- [GIVEN EXERCISE]:
Only the pictures are left out: repeat the rest of the entries exactly.
>> begin DATA PROVIDED
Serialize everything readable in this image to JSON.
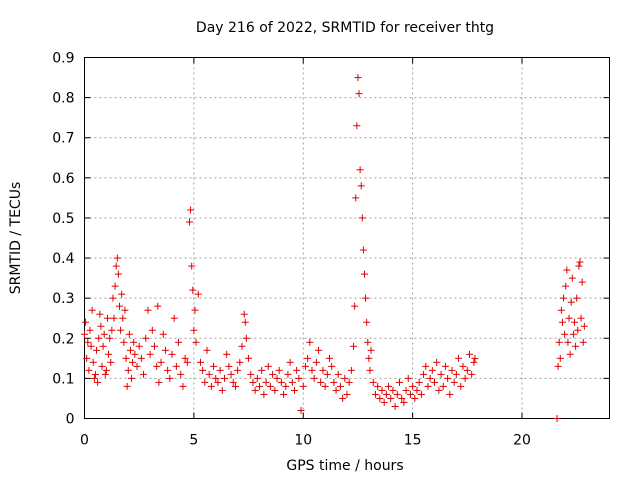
{
  "chart_data": {
    "type": "scatter",
    "title": "Day 216 of 2022, SRMTID for receiver thtg",
    "xlabel": "GPS time / hours",
    "ylabel": "SRMTID / TECUs",
    "xlim": [
      0,
      24
    ],
    "ylim": [
      0,
      0.9
    ],
    "xticks": [
      0,
      5,
      10,
      15,
      20
    ],
    "xtick_labels": [
      "0",
      "5",
      "10",
      "15",
      "20"
    ],
    "yticks": [
      0,
      0.1,
      0.2,
      0.3,
      0.4,
      0.5,
      0.6,
      0.7,
      0.8,
      0.9
    ],
    "ytick_labels": [
      "0",
      "0.1",
      "0.2",
      "0.3",
      "0.4",
      "0.5",
      "0.6",
      "0.7",
      "0.8",
      "0.9"
    ],
    "grid": true,
    "marker": "+",
    "color": "#e00000",
    "series": [
      {
        "name": "SRMTID",
        "x": [
          0.0,
          0.05,
          0.1,
          0.15,
          0.2,
          0.25,
          0.3,
          0.35,
          0.4,
          0.45,
          0.5,
          0.55,
          0.6,
          0.65,
          0.7,
          0.75,
          0.8,
          0.85,
          0.9,
          0.95,
          1.0,
          1.05,
          1.1,
          1.15,
          1.2,
          1.25,
          1.3,
          1.35,
          1.4,
          1.45,
          1.5,
          1.55,
          1.6,
          1.65,
          1.7,
          1.75,
          1.8,
          1.85,
          1.9,
          1.95,
          2.0,
          2.05,
          2.1,
          2.15,
          2.2,
          2.25,
          2.3,
          2.4,
          2.5,
          2.6,
          2.7,
          2.8,
          2.9,
          3.0,
          3.1,
          3.2,
          3.3,
          3.35,
          3.4,
          3.5,
          3.6,
          3.7,
          3.8,
          3.9,
          4.0,
          4.1,
          4.2,
          4.3,
          4.4,
          4.5,
          4.6,
          4.7,
          4.8,
          4.85,
          4.9,
          4.95,
          5.0,
          5.05,
          5.1,
          5.2,
          5.3,
          5.4,
          5.5,
          5.6,
          5.7,
          5.8,
          5.9,
          6.0,
          6.1,
          6.2,
          6.3,
          6.4,
          6.5,
          6.6,
          6.7,
          6.8,
          6.9,
          7.0,
          7.1,
          7.2,
          7.3,
          7.35,
          7.4,
          7.5,
          7.6,
          7.7,
          7.8,
          7.9,
          8.0,
          8.1,
          8.2,
          8.3,
          8.4,
          8.5,
          8.6,
          8.7,
          8.8,
          8.9,
          9.0,
          9.1,
          9.2,
          9.3,
          9.4,
          9.5,
          9.6,
          9.7,
          9.8,
          9.9,
          10.0,
          10.1,
          10.2,
          10.3,
          10.4,
          10.5,
          10.6,
          10.7,
          10.8,
          10.9,
          11.0,
          11.1,
          11.2,
          11.3,
          11.4,
          11.5,
          11.6,
          11.7,
          11.8,
          11.9,
          12.0,
          12.1,
          12.2,
          12.3,
          12.35,
          12.4,
          12.45,
          12.5,
          12.55,
          12.6,
          12.65,
          12.7,
          12.75,
          12.8,
          12.85,
          12.9,
          12.95,
          13.0,
          13.05,
          13.1,
          13.2,
          13.3,
          13.4,
          13.5,
          13.6,
          13.7,
          13.8,
          13.9,
          14.0,
          14.1,
          14.2,
          14.3,
          14.4,
          14.5,
          14.6,
          14.7,
          14.8,
          14.9,
          15.0,
          15.1,
          15.2,
          15.3,
          15.4,
          15.5,
          15.6,
          15.7,
          15.8,
          15.9,
          16.0,
          16.1,
          16.2,
          16.3,
          16.4,
          16.5,
          16.6,
          16.7,
          16.8,
          16.9,
          17.0,
          17.1,
          17.2,
          17.3,
          17.4,
          17.5,
          17.6,
          17.7,
          17.8,
          17.85,
          21.6,
          21.65,
          21.7,
          21.75,
          21.8,
          21.85,
          21.9,
          21.95,
          22.0,
          22.05,
          22.1,
          22.15,
          22.2,
          22.25,
          22.3,
          22.35,
          22.4,
          22.45,
          22.5,
          22.55,
          22.6,
          22.65,
          22.7,
          22.75,
          22.8,
          22.85
        ],
        "y": [
          0.21,
          0.24,
          0.15,
          0.19,
          0.12,
          0.22,
          0.18,
          0.27,
          0.14,
          0.1,
          0.11,
          0.17,
          0.09,
          0.2,
          0.26,
          0.23,
          0.13,
          0.18,
          0.21,
          0.11,
          0.12,
          0.25,
          0.16,
          0.2,
          0.14,
          0.22,
          0.3,
          0.25,
          0.33,
          0.38,
          0.4,
          0.36,
          0.28,
          0.22,
          0.31,
          0.25,
          0.19,
          0.27,
          0.15,
          0.08,
          0.12,
          0.21,
          0.17,
          0.1,
          0.14,
          0.19,
          0.16,
          0.13,
          0.18,
          0.15,
          0.11,
          0.2,
          0.27,
          0.16,
          0.22,
          0.18,
          0.13,
          0.28,
          0.09,
          0.14,
          0.21,
          0.17,
          0.12,
          0.1,
          0.16,
          0.25,
          0.13,
          0.19,
          0.11,
          0.08,
          0.15,
          0.14,
          0.49,
          0.52,
          0.38,
          0.32,
          0.22,
          0.27,
          0.19,
          0.31,
          0.14,
          0.12,
          0.09,
          0.17,
          0.11,
          0.08,
          0.13,
          0.1,
          0.09,
          0.12,
          0.07,
          0.1,
          0.16,
          0.13,
          0.11,
          0.09,
          0.08,
          0.12,
          0.14,
          0.18,
          0.26,
          0.24,
          0.2,
          0.15,
          0.11,
          0.09,
          0.07,
          0.1,
          0.08,
          0.12,
          0.06,
          0.09,
          0.13,
          0.08,
          0.11,
          0.07,
          0.1,
          0.12,
          0.09,
          0.06,
          0.08,
          0.11,
          0.14,
          0.09,
          0.07,
          0.12,
          0.1,
          0.02,
          0.08,
          0.13,
          0.15,
          0.19,
          0.12,
          0.1,
          0.14,
          0.17,
          0.09,
          0.12,
          0.08,
          0.11,
          0.15,
          0.13,
          0.09,
          0.07,
          0.11,
          0.08,
          0.05,
          0.1,
          0.06,
          0.09,
          0.12,
          0.18,
          0.28,
          0.55,
          0.73,
          0.85,
          0.81,
          0.62,
          0.58,
          0.5,
          0.42,
          0.36,
          0.3,
          0.24,
          0.19,
          0.15,
          0.12,
          0.17,
          0.09,
          0.06,
          0.08,
          0.05,
          0.07,
          0.04,
          0.06,
          0.08,
          0.05,
          0.07,
          0.03,
          0.06,
          0.09,
          0.05,
          0.04,
          0.07,
          0.1,
          0.06,
          0.08,
          0.05,
          0.07,
          0.09,
          0.06,
          0.11,
          0.13,
          0.08,
          0.1,
          0.12,
          0.09,
          0.14,
          0.07,
          0.11,
          0.08,
          0.13,
          0.1,
          0.06,
          0.12,
          0.09,
          0.11,
          0.15,
          0.08,
          0.13,
          0.1,
          0.12,
          0.16,
          0.11,
          0.14,
          0.15,
          0.0,
          0.13,
          0.19,
          0.15,
          0.27,
          0.24,
          0.3,
          0.21,
          0.33,
          0.37,
          0.19,
          0.25,
          0.16,
          0.29,
          0.35,
          0.21,
          0.24,
          0.18,
          0.3,
          0.22,
          0.38,
          0.39,
          0.25,
          0.34,
          0.19,
          0.23
        ]
      }
    ]
  }
}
>> end DATA PROVIDED
- [WORKED SOLUTION]:
Serialize everything readable in this image to JSON.
{
  "chart_data": {
    "type": "scatter",
    "title": "Day 216 of 2022, SRMTID for receiver thtg",
    "xlabel": "GPS time / hours",
    "ylabel": "SRMTID / TECUs",
    "xlim": [
      0,
      24
    ],
    "ylim": [
      0,
      0.9
    ],
    "xticks": [
      0,
      5,
      10,
      15,
      20
    ],
    "xtick_labels": [
      "0",
      "5",
      "10",
      "15",
      "20"
    ],
    "yticks": [
      0,
      0.1,
      0.2,
      0.3,
      0.4,
      0.5,
      0.6,
      0.7,
      0.8,
      0.9
    ],
    "ytick_labels": [
      "0",
      "0.1",
      "0.2",
      "0.3",
      "0.4",
      "0.5",
      "0.6",
      "0.7",
      "0.8",
      "0.9"
    ],
    "grid": true,
    "marker": "+",
    "color": "#e00000",
    "series": [
      {
        "name": "SRMTID",
        "x": [
          0.0,
          0.05,
          0.1,
          0.15,
          0.2,
          0.25,
          0.3,
          0.35,
          0.4,
          0.45,
          0.5,
          0.55,
          0.6,
          0.65,
          0.7,
          0.75,
          0.8,
          0.85,
          0.9,
          0.95,
          1.0,
          1.05,
          1.1,
          1.15,
          1.2,
          1.25,
          1.3,
          1.35,
          1.4,
          1.45,
          1.5,
          1.55,
          1.6,
          1.65,
          1.7,
          1.75,
          1.8,
          1.85,
          1.9,
          1.95,
          2.0,
          2.05,
          2.1,
          2.15,
          2.2,
          2.25,
          2.3,
          2.4,
          2.5,
          2.6,
          2.7,
          2.8,
          2.9,
          3.0,
          3.1,
          3.2,
          3.3,
          3.35,
          3.4,
          3.5,
          3.6,
          3.7,
          3.8,
          3.9,
          4.0,
          4.1,
          4.2,
          4.3,
          4.4,
          4.5,
          4.6,
          4.7,
          4.8,
          4.85,
          4.9,
          4.95,
          5.0,
          5.05,
          5.1,
          5.2,
          5.3,
          5.4,
          5.5,
          5.6,
          5.7,
          5.8,
          5.9,
          6.0,
          6.1,
          6.2,
          6.3,
          6.4,
          6.5,
          6.6,
          6.7,
          6.8,
          6.9,
          7.0,
          7.1,
          7.2,
          7.3,
          7.35,
          7.4,
          7.5,
          7.6,
          7.7,
          7.8,
          7.9,
          8.0,
          8.1,
          8.2,
          8.3,
          8.4,
          8.5,
          8.6,
          8.7,
          8.8,
          8.9,
          9.0,
          9.1,
          9.2,
          9.3,
          9.4,
          9.5,
          9.6,
          9.7,
          9.8,
          9.9,
          10.0,
          10.1,
          10.2,
          10.3,
          10.4,
          10.5,
          10.6,
          10.7,
          10.8,
          10.9,
          11.0,
          11.1,
          11.2,
          11.3,
          11.4,
          11.5,
          11.6,
          11.7,
          11.8,
          11.9,
          12.0,
          12.1,
          12.2,
          12.3,
          12.35,
          12.4,
          12.45,
          12.5,
          12.55,
          12.6,
          12.65,
          12.7,
          12.75,
          12.8,
          12.85,
          12.9,
          12.95,
          13.0,
          13.05,
          13.1,
          13.2,
          13.3,
          13.4,
          13.5,
          13.6,
          13.7,
          13.8,
          13.9,
          14.0,
          14.1,
          14.2,
          14.3,
          14.4,
          14.5,
          14.6,
          14.7,
          14.8,
          14.9,
          15.0,
          15.1,
          15.2,
          15.3,
          15.4,
          15.5,
          15.6,
          15.7,
          15.8,
          15.9,
          16.0,
          16.1,
          16.2,
          16.3,
          16.4,
          16.5,
          16.6,
          16.7,
          16.8,
          16.9,
          17.0,
          17.1,
          17.2,
          17.3,
          17.4,
          17.5,
          17.6,
          17.7,
          17.8,
          17.85,
          21.6,
          21.65,
          21.7,
          21.75,
          21.8,
          21.85,
          21.9,
          21.95,
          22.0,
          22.05,
          22.1,
          22.15,
          22.2,
          22.25,
          22.3,
          22.35,
          22.4,
          22.45,
          22.5,
          22.55,
          22.6,
          22.65,
          22.7,
          22.75,
          22.8,
          22.85
        ],
        "y": [
          0.21,
          0.24,
          0.15,
          0.19,
          0.12,
          0.22,
          0.18,
          0.27,
          0.14,
          0.1,
          0.11,
          0.17,
          0.09,
          0.2,
          0.26,
          0.23,
          0.13,
          0.18,
          0.21,
          0.11,
          0.12,
          0.25,
          0.16,
          0.2,
          0.14,
          0.22,
          0.3,
          0.25,
          0.33,
          0.38,
          0.4,
          0.36,
          0.28,
          0.22,
          0.31,
          0.25,
          0.19,
          0.27,
          0.15,
          0.08,
          0.12,
          0.21,
          0.17,
          0.1,
          0.14,
          0.19,
          0.16,
          0.13,
          0.18,
          0.15,
          0.11,
          0.2,
          0.27,
          0.16,
          0.22,
          0.18,
          0.13,
          0.28,
          0.09,
          0.14,
          0.21,
          0.17,
          0.12,
          0.1,
          0.16,
          0.25,
          0.13,
          0.19,
          0.11,
          0.08,
          0.15,
          0.14,
          0.49,
          0.52,
          0.38,
          0.32,
          0.22,
          0.27,
          0.19,
          0.31,
          0.14,
          0.12,
          0.09,
          0.17,
          0.11,
          0.08,
          0.13,
          0.1,
          0.09,
          0.12,
          0.07,
          0.1,
          0.16,
          0.13,
          0.11,
          0.09,
          0.08,
          0.12,
          0.14,
          0.18,
          0.26,
          0.24,
          0.2,
          0.15,
          0.11,
          0.09,
          0.07,
          0.1,
          0.08,
          0.12,
          0.06,
          0.09,
          0.13,
          0.08,
          0.11,
          0.07,
          0.1,
          0.12,
          0.09,
          0.06,
          0.08,
          0.11,
          0.14,
          0.09,
          0.07,
          0.12,
          0.1,
          0.02,
          0.08,
          0.13,
          0.15,
          0.19,
          0.12,
          0.1,
          0.14,
          0.17,
          0.09,
          0.12,
          0.08,
          0.11,
          0.15,
          0.13,
          0.09,
          0.07,
          0.11,
          0.08,
          0.05,
          0.1,
          0.06,
          0.09,
          0.12,
          0.18,
          0.28,
          0.55,
          0.73,
          0.85,
          0.81,
          0.62,
          0.58,
          0.5,
          0.42,
          0.36,
          0.3,
          0.24,
          0.19,
          0.15,
          0.12,
          0.17,
          0.09,
          0.06,
          0.08,
          0.05,
          0.07,
          0.04,
          0.06,
          0.08,
          0.05,
          0.07,
          0.03,
          0.06,
          0.09,
          0.05,
          0.04,
          0.07,
          0.1,
          0.06,
          0.08,
          0.05,
          0.07,
          0.09,
          0.06,
          0.11,
          0.13,
          0.08,
          0.1,
          0.12,
          0.09,
          0.14,
          0.07,
          0.11,
          0.08,
          0.13,
          0.1,
          0.06,
          0.12,
          0.09,
          0.11,
          0.15,
          0.08,
          0.13,
          0.1,
          0.12,
          0.16,
          0.11,
          0.14,
          0.15,
          0.0,
          0.13,
          0.19,
          0.15,
          0.27,
          0.24,
          0.3,
          0.21,
          0.33,
          0.37,
          0.19,
          0.25,
          0.16,
          0.29,
          0.35,
          0.21,
          0.24,
          0.18,
          0.3,
          0.22,
          0.38,
          0.39,
          0.25,
          0.34,
          0.19,
          0.23
        ]
      }
    ]
  }
}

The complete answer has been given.